Please state how many trading trusts the Productivity Commission estimated existed in Australia in 2013, according to the text on trading trusts below.

Provided text:
- - - -

If you’re about to start a business you have a choice about how to structure it. Structuring means how you set up the legal instruments (i.e. trust deeds and contracts) and entities (companies, partnership, joint ventures) to conduct the business. One option is to trade through a company that is the trustee of a trading trust. It is a popular structure and the Productivity Commission estimated in 2013 that there were 254,000 trading trusts in Australia (Business Set-up, Transfer and Closure Report).
A legal device where a trustee holds property on behalf of beneficiaries for a purpose defined by its governing legal instrument (i.e. trust deed)
What is a trading trust?
A trust over the goodwill and assets of a business where the trustee conducts the business in accordance with a legal instrument (i.e. trust deed)
What are the different forms of trading trust?
You can set up a unit trust or a discretionary trust.
What are the advantages of a trading trust?

- - - -

Source material:
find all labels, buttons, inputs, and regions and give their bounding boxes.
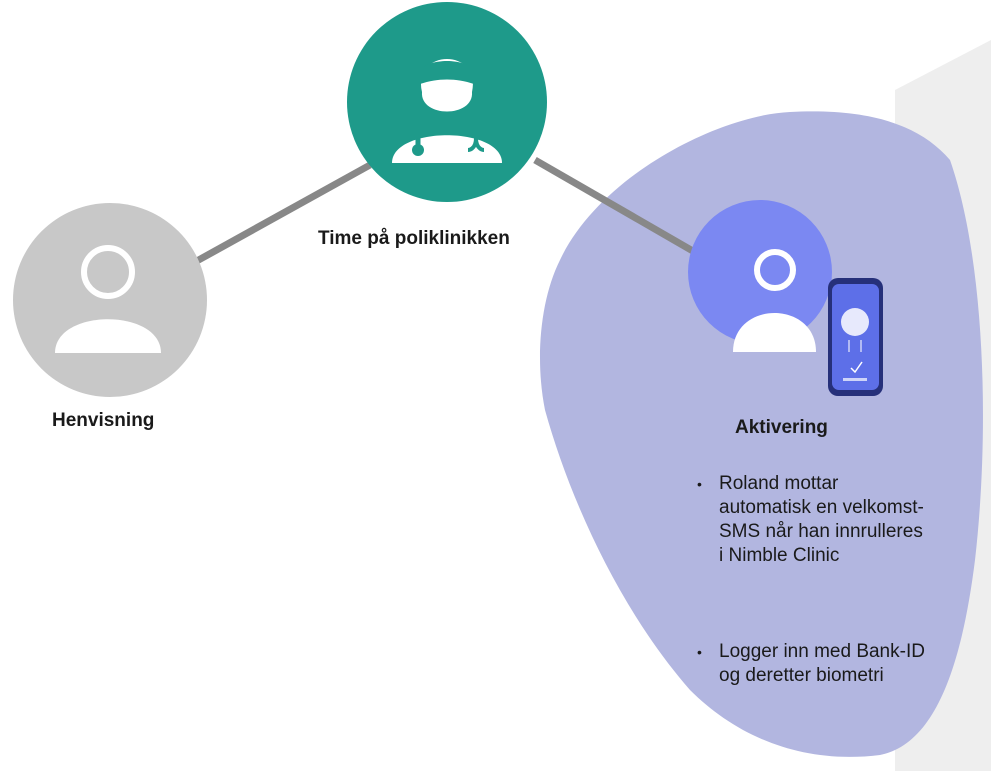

- - - -

Answer to this problem:
254,000